> Problem to solve
Identify every line in the records below that contains the word "Assets", and reproduce each one.

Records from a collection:
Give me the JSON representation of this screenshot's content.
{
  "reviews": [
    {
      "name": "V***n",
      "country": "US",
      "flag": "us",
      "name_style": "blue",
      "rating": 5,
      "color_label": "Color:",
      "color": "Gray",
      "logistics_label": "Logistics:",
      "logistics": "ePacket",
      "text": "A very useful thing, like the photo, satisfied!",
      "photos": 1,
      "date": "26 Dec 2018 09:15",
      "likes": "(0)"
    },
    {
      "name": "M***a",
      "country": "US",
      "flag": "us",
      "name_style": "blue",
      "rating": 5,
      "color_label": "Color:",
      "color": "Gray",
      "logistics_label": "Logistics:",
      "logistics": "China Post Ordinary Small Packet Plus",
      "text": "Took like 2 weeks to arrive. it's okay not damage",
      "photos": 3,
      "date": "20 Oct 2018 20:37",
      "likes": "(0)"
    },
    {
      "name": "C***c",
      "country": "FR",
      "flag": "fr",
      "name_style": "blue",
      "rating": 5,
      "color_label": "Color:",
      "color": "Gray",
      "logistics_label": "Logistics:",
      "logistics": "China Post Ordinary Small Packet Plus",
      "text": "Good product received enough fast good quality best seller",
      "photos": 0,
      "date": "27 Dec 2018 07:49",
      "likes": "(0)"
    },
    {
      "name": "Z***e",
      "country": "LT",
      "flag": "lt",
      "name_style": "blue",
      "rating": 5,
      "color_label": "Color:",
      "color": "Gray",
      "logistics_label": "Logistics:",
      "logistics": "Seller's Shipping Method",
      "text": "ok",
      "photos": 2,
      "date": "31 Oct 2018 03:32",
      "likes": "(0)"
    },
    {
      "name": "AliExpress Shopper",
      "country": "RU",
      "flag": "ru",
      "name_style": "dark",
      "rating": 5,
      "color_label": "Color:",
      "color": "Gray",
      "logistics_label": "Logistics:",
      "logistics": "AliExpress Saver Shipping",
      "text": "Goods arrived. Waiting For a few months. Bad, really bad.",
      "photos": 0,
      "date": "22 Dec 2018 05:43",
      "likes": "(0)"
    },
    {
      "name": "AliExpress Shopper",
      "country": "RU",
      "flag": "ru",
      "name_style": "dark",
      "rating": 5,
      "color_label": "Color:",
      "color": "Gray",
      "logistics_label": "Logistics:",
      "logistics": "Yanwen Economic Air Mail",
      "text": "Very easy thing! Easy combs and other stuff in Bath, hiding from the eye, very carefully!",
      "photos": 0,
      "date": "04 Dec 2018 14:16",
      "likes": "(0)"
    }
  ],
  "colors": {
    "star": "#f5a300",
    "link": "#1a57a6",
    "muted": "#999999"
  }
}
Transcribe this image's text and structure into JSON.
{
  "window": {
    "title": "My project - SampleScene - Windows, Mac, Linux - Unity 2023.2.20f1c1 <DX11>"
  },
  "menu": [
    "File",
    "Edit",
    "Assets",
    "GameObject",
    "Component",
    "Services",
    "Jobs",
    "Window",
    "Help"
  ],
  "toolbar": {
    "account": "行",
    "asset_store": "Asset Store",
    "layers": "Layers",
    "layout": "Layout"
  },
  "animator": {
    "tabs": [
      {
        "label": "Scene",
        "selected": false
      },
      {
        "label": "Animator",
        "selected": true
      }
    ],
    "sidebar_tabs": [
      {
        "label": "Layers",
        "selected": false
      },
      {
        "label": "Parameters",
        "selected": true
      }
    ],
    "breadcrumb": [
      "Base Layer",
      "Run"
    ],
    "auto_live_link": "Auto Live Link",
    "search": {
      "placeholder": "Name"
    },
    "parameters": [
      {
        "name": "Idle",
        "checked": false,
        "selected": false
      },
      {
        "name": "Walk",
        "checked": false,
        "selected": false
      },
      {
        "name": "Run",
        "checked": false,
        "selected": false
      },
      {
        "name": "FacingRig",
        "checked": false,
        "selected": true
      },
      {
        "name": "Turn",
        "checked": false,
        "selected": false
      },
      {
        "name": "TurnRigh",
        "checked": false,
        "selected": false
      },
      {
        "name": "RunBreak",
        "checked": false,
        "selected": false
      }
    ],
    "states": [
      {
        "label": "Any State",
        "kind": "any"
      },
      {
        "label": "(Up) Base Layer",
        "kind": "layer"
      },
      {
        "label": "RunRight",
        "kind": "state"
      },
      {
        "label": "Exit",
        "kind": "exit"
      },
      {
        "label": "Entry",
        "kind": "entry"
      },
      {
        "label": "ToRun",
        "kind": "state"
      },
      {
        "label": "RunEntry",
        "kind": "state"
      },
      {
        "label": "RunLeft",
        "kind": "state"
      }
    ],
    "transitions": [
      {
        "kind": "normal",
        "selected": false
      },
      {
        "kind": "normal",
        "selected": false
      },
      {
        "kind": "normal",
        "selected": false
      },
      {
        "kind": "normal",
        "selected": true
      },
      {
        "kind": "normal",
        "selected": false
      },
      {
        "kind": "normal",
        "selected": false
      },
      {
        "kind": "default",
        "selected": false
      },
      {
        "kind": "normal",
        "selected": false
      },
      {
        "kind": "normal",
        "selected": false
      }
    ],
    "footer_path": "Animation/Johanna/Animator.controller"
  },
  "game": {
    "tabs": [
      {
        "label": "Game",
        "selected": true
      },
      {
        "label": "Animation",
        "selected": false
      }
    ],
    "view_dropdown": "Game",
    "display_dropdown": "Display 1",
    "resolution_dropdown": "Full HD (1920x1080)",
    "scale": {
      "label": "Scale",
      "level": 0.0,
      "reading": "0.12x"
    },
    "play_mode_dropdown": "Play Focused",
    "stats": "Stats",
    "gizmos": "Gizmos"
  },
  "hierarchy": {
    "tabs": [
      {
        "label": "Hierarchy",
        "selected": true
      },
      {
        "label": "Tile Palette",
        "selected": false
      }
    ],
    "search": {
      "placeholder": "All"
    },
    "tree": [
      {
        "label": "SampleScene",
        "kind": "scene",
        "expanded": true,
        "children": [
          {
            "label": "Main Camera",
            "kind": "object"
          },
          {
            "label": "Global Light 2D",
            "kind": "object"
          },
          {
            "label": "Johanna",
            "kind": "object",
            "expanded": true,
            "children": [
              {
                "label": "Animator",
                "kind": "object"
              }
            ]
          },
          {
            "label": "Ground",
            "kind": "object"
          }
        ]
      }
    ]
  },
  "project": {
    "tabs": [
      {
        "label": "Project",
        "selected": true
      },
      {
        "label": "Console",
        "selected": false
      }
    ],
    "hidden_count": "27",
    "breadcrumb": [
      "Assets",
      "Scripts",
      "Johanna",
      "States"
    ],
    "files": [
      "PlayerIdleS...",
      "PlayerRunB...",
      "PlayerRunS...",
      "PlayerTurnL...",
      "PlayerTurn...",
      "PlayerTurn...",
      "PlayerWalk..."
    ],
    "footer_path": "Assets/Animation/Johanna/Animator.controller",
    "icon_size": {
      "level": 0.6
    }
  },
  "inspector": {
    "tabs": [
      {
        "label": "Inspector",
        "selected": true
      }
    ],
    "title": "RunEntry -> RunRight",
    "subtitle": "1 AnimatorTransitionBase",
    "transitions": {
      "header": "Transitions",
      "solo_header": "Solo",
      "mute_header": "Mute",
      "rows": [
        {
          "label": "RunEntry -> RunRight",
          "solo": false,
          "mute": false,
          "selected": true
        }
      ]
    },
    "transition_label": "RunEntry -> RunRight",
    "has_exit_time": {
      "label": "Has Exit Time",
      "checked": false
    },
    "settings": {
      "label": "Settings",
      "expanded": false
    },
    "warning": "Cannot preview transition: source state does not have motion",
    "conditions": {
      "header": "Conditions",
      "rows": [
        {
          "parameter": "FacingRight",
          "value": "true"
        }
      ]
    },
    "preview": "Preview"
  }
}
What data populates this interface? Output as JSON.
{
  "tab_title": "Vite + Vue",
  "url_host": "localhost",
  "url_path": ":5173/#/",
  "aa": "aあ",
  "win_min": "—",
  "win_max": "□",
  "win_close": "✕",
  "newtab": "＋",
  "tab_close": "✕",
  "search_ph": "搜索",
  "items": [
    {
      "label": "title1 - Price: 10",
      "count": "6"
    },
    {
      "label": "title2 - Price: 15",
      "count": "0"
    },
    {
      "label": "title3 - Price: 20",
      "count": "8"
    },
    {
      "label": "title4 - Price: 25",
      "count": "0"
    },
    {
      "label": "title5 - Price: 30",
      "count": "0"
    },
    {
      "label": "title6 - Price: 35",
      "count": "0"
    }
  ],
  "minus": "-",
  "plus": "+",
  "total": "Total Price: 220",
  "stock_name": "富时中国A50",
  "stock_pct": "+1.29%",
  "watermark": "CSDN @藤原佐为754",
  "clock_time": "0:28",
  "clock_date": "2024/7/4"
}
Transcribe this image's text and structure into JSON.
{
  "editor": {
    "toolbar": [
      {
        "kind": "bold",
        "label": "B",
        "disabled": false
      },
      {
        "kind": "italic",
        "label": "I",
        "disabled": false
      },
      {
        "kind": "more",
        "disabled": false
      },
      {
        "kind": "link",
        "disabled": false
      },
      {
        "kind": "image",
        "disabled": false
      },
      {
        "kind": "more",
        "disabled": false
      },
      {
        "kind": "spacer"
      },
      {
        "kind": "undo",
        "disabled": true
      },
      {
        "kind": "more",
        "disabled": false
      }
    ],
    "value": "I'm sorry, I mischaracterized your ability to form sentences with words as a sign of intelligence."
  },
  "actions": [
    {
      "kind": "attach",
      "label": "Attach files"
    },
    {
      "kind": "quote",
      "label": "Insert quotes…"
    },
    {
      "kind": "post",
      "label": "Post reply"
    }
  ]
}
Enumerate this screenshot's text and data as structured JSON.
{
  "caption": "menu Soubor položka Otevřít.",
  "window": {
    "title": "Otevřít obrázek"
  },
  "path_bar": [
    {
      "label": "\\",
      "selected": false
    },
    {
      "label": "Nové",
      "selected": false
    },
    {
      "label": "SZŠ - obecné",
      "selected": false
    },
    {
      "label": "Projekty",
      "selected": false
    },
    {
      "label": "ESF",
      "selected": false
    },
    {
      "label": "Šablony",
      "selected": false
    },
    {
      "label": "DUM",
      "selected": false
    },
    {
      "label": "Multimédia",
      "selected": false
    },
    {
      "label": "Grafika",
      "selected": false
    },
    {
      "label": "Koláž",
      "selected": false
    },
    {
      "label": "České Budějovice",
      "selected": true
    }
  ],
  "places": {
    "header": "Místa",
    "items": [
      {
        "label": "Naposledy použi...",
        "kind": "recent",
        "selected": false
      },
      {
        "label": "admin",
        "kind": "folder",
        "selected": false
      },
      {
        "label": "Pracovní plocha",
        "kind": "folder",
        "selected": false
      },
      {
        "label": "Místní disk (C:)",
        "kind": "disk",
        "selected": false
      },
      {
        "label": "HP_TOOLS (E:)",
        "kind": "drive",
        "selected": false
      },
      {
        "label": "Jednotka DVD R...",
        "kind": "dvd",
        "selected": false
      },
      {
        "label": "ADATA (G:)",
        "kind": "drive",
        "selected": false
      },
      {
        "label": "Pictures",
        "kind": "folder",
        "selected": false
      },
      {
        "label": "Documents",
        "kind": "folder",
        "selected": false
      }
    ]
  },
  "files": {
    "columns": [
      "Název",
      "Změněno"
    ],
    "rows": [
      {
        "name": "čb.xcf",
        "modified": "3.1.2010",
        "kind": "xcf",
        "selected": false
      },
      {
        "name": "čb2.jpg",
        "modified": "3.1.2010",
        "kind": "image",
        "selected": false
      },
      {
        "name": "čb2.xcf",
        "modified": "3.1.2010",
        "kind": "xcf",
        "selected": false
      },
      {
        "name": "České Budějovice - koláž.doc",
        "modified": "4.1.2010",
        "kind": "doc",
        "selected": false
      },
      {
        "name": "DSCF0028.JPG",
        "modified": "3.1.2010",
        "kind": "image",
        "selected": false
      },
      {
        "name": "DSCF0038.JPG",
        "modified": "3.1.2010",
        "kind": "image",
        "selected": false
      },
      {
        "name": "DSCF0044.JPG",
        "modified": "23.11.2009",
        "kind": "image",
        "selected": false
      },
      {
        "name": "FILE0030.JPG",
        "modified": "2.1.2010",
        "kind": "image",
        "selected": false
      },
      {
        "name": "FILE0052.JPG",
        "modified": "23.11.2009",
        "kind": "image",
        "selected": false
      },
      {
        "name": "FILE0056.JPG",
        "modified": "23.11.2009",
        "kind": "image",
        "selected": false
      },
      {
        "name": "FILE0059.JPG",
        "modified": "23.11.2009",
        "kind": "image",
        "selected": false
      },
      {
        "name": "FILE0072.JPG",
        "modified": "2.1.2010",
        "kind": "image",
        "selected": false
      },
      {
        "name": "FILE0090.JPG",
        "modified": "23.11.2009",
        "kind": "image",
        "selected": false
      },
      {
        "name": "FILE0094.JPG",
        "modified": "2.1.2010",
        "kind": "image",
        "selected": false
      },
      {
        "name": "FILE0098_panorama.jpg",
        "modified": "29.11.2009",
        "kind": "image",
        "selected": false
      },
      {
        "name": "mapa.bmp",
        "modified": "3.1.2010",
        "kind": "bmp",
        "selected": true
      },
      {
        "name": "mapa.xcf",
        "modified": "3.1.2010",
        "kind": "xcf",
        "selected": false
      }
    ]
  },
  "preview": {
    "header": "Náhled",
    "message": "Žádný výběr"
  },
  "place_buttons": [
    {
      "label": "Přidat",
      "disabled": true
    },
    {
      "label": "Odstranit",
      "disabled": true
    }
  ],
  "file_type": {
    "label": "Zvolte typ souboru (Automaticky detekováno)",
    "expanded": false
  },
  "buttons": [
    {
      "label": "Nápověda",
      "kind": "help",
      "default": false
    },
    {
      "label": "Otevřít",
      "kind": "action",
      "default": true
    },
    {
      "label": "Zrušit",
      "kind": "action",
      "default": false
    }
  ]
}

> Complete answer
    "Assets",
      "Assets",
    "footer_path": "Assets/Animation/Johanna/Animator.controller",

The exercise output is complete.